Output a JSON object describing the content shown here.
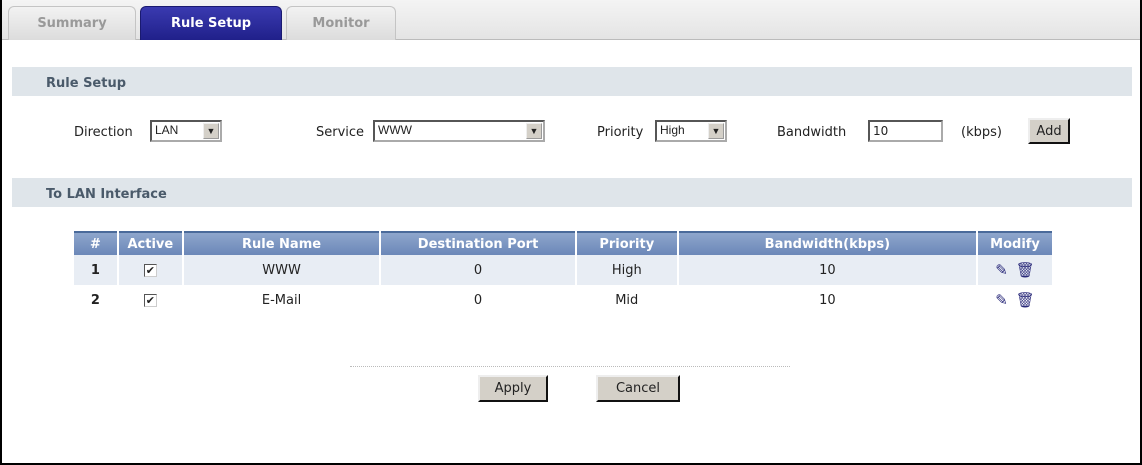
{
  "tabs": [
    {
      "label": "Summary"
    },
    {
      "label": "Rule Setup"
    },
    {
      "label": "Monitor"
    }
  ],
  "rule_setup": {
    "title": "Rule Setup",
    "direction_label": "Direction",
    "direction_value": "LAN",
    "service_label": "Service",
    "service_value": "WWW",
    "priority_label": "Priority",
    "priority_value": "High",
    "bandwidth_label": "Bandwidth",
    "bandwidth_value": "10",
    "unit": "(kbps)",
    "add_label": "Add"
  },
  "lan": {
    "title": "To LAN Interface",
    "columns": [
      "#",
      "Active",
      "Rule Name",
      "Destination Port",
      "Priority",
      "Bandwidth(kbps)",
      "Modify"
    ],
    "rows": [
      {
        "num": "1",
        "active": true,
        "name": "WWW",
        "port": "0",
        "priority": "High",
        "bandwidth": "10"
      },
      {
        "num": "2",
        "active": true,
        "name": "E-Mail",
        "port": "0",
        "priority": "Mid",
        "bandwidth": "10"
      }
    ]
  },
  "buttons": {
    "apply": "Apply",
    "cancel": "Cancel"
  }
}
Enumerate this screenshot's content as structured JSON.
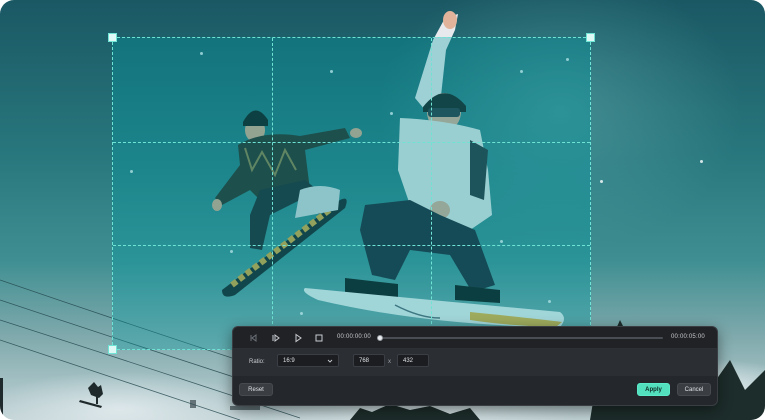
{
  "crop_editor": {
    "playback": {
      "prev_frame_icon": "prev-frame-icon",
      "play_clip_icon": "play-clip-icon",
      "play_icon": "play-icon",
      "stop_icon": "stop-icon",
      "current_time": "00:00:00:00",
      "end_time": "00:00:05:00"
    },
    "ratio": {
      "label": "Ratio:",
      "selected": "16:9",
      "width": "768",
      "separator": "x",
      "height": "432"
    },
    "buttons": {
      "reset": "Reset",
      "apply": "Apply",
      "cancel": "Cancel"
    },
    "colors": {
      "accent": "#53e0be",
      "crop_guide": "#6fe3d4",
      "panel_bg": "#24272b"
    }
  }
}
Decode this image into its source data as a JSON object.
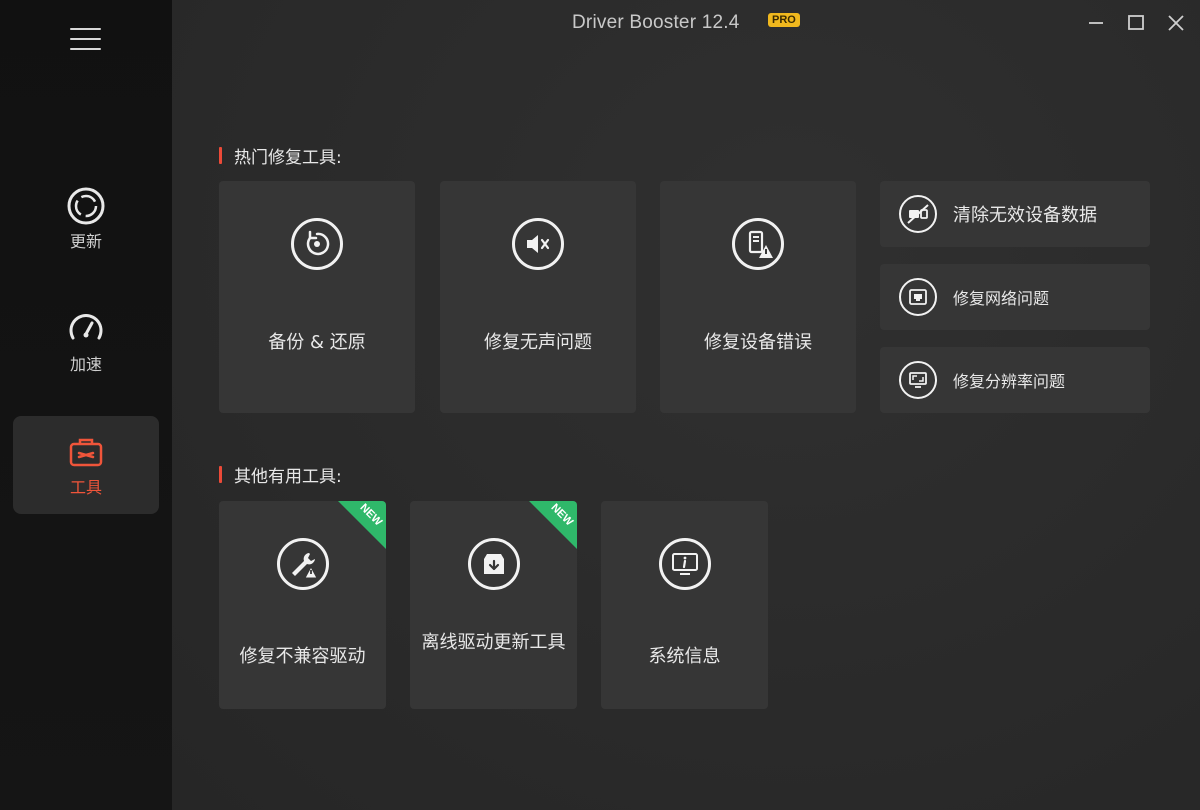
{
  "app": {
    "title": "Driver Booster 12.4",
    "badge": "PRO"
  },
  "sidebar": {
    "items": [
      {
        "label": "更新",
        "icon": "update-icon"
      },
      {
        "label": "加速",
        "icon": "speedometer-icon"
      },
      {
        "label": "工具",
        "icon": "toolbox-icon",
        "active": true
      }
    ]
  },
  "hot_tools": {
    "heading": "热门修复工具:",
    "cards": [
      {
        "label": "备份 & 还原",
        "icon": "backup-restore-icon"
      },
      {
        "label": "修复无声问题",
        "icon": "mute-speaker-icon"
      },
      {
        "label": "修复设备错误",
        "icon": "device-error-icon"
      }
    ],
    "side_cards": [
      {
        "label": "清除无效设备数据",
        "icon": "disconnected-device-icon"
      },
      {
        "label": "修复网络问题",
        "icon": "network-port-icon"
      },
      {
        "label": "修复分辨率问题",
        "icon": "screen-resolution-icon"
      }
    ]
  },
  "other_tools": {
    "heading": "其他有用工具:",
    "cards": [
      {
        "label": "修复不兼容驱动",
        "icon": "wrench-warning-icon",
        "badge": "NEW"
      },
      {
        "label": "离线驱动更新工具",
        "icon": "offline-download-icon",
        "badge": "NEW"
      },
      {
        "label": "系统信息",
        "icon": "system-info-icon"
      }
    ]
  },
  "colors": {
    "accent": "#ec4a38",
    "new_badge": "#2fb86a",
    "pro_badge": "#f0b81e"
  }
}
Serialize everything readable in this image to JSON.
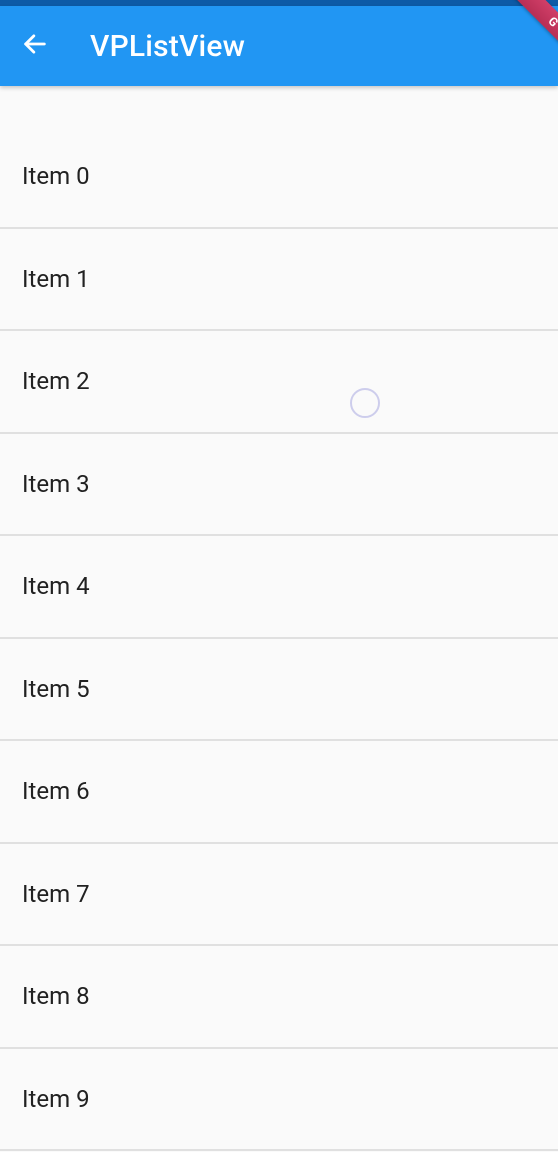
{
  "header": {
    "title": "VPListView"
  },
  "list": {
    "items": [
      {
        "label": "Item 0"
      },
      {
        "label": "Item 1"
      },
      {
        "label": "Item 2"
      },
      {
        "label": "Item 3"
      },
      {
        "label": "Item 4"
      },
      {
        "label": "Item 5"
      },
      {
        "label": "Item 6"
      },
      {
        "label": "Item 7"
      },
      {
        "label": "Item 8"
      },
      {
        "label": "Item 9"
      }
    ]
  },
  "banner": {
    "label": "G"
  }
}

_TASK DETAILS:_ Reproduce every entry word for word, but skip any pictures.

_COMPLETE OUTPUT:_
Output a JSON object describing the content shown here.
{
  "tabs": [
    {
      "label": "Summary"
    },
    {
      "label": "Rule Setup"
    },
    {
      "label": "Monitor"
    }
  ],
  "rule_setup": {
    "title": "Rule Setup",
    "direction_label": "Direction",
    "direction_value": "LAN",
    "service_label": "Service",
    "service_value": "WWW",
    "priority_label": "Priority",
    "priority_value": "High",
    "bandwidth_label": "Bandwidth",
    "bandwidth_value": "10",
    "unit": "(kbps)",
    "add_label": "Add"
  },
  "lan": {
    "title": "To LAN Interface",
    "columns": [
      "#",
      "Active",
      "Rule Name",
      "Destination Port",
      "Priority",
      "Bandwidth(kbps)",
      "Modify"
    ],
    "rows": [
      {
        "num": "1",
        "active": true,
        "name": "WWW",
        "port": "0",
        "priority": "High",
        "bandwidth": "10"
      },
      {
        "num": "2",
        "active": true,
        "name": "E-Mail",
        "port": "0",
        "priority": "Mid",
        "bandwidth": "10"
      }
    ]
  },
  "buttons": {
    "apply": "Apply",
    "cancel": "Cancel"
  }
}
Enumerate this screenshot's content as structured JSON.
{
  "crop_editor": {
    "playback": {
      "prev_frame_icon": "prev-frame-icon",
      "play_clip_icon": "play-clip-icon",
      "play_icon": "play-icon",
      "stop_icon": "stop-icon",
      "current_time": "00:00:00:00",
      "end_time": "00:00:05:00"
    },
    "ratio": {
      "label": "Ratio:",
      "selected": "16:9",
      "width": "768",
      "separator": "x",
      "height": "432"
    },
    "buttons": {
      "reset": "Reset",
      "apply": "Apply",
      "cancel": "Cancel"
    },
    "colors": {
      "accent": "#53e0be",
      "crop_guide": "#6fe3d4",
      "panel_bg": "#24272b"
    }
  }
}
Decode this image into its source data as a JSON object.
{
  "app": {
    "title": "Driver Booster 12.4",
    "badge": "PRO"
  },
  "sidebar": {
    "items": [
      {
        "label": "更新",
        "icon": "update-icon"
      },
      {
        "label": "加速",
        "icon": "speedometer-icon"
      },
      {
        "label": "工具",
        "icon": "toolbox-icon",
        "active": true
      }
    ]
  },
  "hot_tools": {
    "heading": "热门修复工具:",
    "cards": [
      {
        "label": "备份 & 还原",
        "icon": "backup-restore-icon"
      },
      {
        "label": "修复无声问题",
        "icon": "mute-speaker-icon"
      },
      {
        "label": "修复设备错误",
        "icon": "device-error-icon"
      }
    ],
    "side_cards": [
      {
        "label": "清除无效设备数据",
        "icon": "disconnected-device-icon"
      },
      {
        "label": "修复网络问题",
        "icon": "network-port-icon"
      },
      {
        "label": "修复分辨率问题",
        "icon": "screen-resolution-icon"
      }
    ]
  },
  "other_tools": {
    "heading": "其他有用工具:",
    "cards": [
      {
        "label": "修复不兼容驱动",
        "icon": "wrench-warning-icon",
        "badge": "NEW"
      },
      {
        "label": "离线驱动更新工具",
        "icon": "offline-download-icon",
        "badge": "NEW"
      },
      {
        "label": "系统信息",
        "icon": "system-info-icon"
      }
    ]
  },
  "colors": {
    "accent": "#ec4a38",
    "new_badge": "#2fb86a",
    "pro_badge": "#f0b81e"
  }
}
Serialize everything readable in this image to JSON.
{
  "header": {
    "title": "VPListView"
  },
  "list": {
    "items": [
      {
        "label": "Item 0"
      },
      {
        "label": "Item 1"
      },
      {
        "label": "Item 2"
      },
      {
        "label": "Item 3"
      },
      {
        "label": "Item 4"
      },
      {
        "label": "Item 5"
      },
      {
        "label": "Item 6"
      },
      {
        "label": "Item 7"
      },
      {
        "label": "Item 8"
      },
      {
        "label": "Item 9"
      }
    ]
  },
  "banner": {
    "label": "G"
  }
}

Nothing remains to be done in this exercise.